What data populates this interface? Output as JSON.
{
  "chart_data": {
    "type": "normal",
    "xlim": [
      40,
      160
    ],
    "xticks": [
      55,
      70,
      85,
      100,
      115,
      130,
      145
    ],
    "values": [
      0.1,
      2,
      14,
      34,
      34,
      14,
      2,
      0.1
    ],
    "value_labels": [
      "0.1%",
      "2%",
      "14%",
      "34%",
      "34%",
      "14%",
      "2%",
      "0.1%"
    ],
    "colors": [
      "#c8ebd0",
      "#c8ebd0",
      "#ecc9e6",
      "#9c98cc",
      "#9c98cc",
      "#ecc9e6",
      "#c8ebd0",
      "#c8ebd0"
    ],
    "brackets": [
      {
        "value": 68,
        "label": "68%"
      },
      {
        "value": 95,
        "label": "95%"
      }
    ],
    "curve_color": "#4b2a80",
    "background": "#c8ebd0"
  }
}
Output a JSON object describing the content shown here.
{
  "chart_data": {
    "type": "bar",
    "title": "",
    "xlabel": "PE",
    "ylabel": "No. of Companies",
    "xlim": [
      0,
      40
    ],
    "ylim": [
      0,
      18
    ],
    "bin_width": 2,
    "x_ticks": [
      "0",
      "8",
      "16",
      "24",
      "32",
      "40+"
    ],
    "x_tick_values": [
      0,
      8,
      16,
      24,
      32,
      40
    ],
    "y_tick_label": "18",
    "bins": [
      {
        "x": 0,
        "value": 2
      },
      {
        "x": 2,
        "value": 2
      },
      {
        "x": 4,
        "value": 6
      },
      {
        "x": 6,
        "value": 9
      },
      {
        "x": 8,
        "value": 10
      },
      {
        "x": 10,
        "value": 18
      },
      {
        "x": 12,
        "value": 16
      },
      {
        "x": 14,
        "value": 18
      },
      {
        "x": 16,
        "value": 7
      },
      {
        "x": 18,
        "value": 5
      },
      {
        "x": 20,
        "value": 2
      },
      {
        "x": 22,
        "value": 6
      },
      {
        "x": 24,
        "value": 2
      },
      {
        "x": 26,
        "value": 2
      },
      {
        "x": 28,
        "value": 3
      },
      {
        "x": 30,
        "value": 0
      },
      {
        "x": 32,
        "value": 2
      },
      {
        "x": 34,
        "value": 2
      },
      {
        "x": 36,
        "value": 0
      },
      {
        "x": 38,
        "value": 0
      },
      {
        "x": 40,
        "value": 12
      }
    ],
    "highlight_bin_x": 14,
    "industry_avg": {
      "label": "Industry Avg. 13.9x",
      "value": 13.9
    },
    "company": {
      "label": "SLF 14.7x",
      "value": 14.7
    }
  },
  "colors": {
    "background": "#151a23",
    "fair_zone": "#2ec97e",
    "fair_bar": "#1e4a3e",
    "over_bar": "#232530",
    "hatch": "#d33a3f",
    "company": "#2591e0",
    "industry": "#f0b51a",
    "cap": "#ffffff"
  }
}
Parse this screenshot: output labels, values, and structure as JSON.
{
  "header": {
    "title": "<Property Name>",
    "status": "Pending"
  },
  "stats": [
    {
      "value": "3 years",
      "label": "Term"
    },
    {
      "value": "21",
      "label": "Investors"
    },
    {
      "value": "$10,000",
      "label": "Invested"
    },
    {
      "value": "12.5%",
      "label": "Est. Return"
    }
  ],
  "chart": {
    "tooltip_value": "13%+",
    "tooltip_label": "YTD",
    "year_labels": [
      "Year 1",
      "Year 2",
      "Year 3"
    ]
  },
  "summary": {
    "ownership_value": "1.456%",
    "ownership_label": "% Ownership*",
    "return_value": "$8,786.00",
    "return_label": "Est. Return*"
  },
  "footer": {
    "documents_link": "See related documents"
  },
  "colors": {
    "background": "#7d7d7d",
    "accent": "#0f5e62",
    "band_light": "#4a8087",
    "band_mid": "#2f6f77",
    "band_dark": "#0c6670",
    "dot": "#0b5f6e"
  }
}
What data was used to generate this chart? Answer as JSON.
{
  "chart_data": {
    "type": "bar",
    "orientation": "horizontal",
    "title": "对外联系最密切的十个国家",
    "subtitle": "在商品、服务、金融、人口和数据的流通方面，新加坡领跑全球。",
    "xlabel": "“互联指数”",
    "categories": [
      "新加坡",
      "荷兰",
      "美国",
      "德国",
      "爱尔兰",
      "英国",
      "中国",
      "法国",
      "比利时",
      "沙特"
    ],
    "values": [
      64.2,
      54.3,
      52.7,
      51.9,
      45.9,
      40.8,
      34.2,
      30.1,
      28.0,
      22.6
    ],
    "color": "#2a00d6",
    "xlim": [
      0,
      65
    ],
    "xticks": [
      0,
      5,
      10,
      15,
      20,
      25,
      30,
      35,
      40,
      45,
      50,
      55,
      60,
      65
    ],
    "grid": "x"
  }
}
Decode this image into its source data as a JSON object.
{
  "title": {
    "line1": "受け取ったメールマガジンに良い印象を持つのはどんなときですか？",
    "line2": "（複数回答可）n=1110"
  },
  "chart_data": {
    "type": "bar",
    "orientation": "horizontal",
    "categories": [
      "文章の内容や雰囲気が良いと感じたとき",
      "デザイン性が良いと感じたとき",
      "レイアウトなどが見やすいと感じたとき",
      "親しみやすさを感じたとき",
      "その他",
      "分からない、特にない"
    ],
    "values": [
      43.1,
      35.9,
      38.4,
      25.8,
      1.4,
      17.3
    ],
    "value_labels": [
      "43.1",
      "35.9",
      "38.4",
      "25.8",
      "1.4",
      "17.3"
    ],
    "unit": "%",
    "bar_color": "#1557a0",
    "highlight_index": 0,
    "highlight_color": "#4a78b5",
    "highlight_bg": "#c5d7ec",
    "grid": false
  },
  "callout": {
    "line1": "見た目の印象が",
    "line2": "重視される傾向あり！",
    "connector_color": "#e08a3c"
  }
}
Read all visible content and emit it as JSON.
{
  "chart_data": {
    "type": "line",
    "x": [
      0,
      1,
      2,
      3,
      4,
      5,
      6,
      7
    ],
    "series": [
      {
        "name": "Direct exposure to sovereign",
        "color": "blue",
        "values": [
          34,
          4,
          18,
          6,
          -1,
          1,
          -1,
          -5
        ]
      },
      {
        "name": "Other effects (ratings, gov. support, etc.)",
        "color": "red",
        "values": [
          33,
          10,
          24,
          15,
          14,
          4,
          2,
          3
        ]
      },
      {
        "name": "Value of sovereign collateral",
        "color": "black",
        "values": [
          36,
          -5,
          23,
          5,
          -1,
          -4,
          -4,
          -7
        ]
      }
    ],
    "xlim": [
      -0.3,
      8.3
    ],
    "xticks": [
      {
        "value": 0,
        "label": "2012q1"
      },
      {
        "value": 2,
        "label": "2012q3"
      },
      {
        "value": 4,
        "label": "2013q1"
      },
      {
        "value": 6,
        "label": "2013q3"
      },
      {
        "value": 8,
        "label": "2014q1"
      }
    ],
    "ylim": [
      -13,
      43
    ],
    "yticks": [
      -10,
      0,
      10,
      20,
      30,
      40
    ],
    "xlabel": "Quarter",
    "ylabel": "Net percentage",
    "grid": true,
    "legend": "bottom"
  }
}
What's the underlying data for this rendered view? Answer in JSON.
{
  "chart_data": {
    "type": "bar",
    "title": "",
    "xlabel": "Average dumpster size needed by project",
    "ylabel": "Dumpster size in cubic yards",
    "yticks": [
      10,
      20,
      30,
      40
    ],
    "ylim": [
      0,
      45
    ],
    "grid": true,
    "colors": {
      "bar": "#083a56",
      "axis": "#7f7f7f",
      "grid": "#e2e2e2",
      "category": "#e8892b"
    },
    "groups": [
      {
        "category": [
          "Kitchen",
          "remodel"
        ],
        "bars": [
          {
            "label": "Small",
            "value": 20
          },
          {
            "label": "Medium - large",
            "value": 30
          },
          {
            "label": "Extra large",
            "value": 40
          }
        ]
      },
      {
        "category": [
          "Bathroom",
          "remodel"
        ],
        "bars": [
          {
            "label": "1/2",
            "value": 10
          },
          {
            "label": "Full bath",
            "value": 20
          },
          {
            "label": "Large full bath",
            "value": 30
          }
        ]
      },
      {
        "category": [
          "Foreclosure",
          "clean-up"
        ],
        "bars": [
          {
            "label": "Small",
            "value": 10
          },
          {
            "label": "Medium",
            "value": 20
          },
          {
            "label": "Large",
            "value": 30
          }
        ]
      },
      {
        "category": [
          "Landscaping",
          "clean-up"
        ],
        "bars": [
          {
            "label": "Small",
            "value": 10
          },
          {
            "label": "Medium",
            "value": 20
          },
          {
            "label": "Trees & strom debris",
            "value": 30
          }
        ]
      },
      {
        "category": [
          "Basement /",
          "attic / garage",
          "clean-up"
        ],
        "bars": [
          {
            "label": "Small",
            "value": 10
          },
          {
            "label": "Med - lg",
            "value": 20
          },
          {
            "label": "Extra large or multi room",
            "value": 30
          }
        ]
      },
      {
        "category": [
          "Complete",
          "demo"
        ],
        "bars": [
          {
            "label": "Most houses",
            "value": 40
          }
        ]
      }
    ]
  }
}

> _Written exercise_
Identify and copy lines that hold the string "this".

> _Right answer_
What data populates this interface? Output as JSON.
Parse this screenshot: output labels, values, and structure as JSON.
What data was used to generate this chart? Answer as JSON.
Decode this image into its source data as a JSON object.
What's the underlying data for this rendered view? Answer in JSON.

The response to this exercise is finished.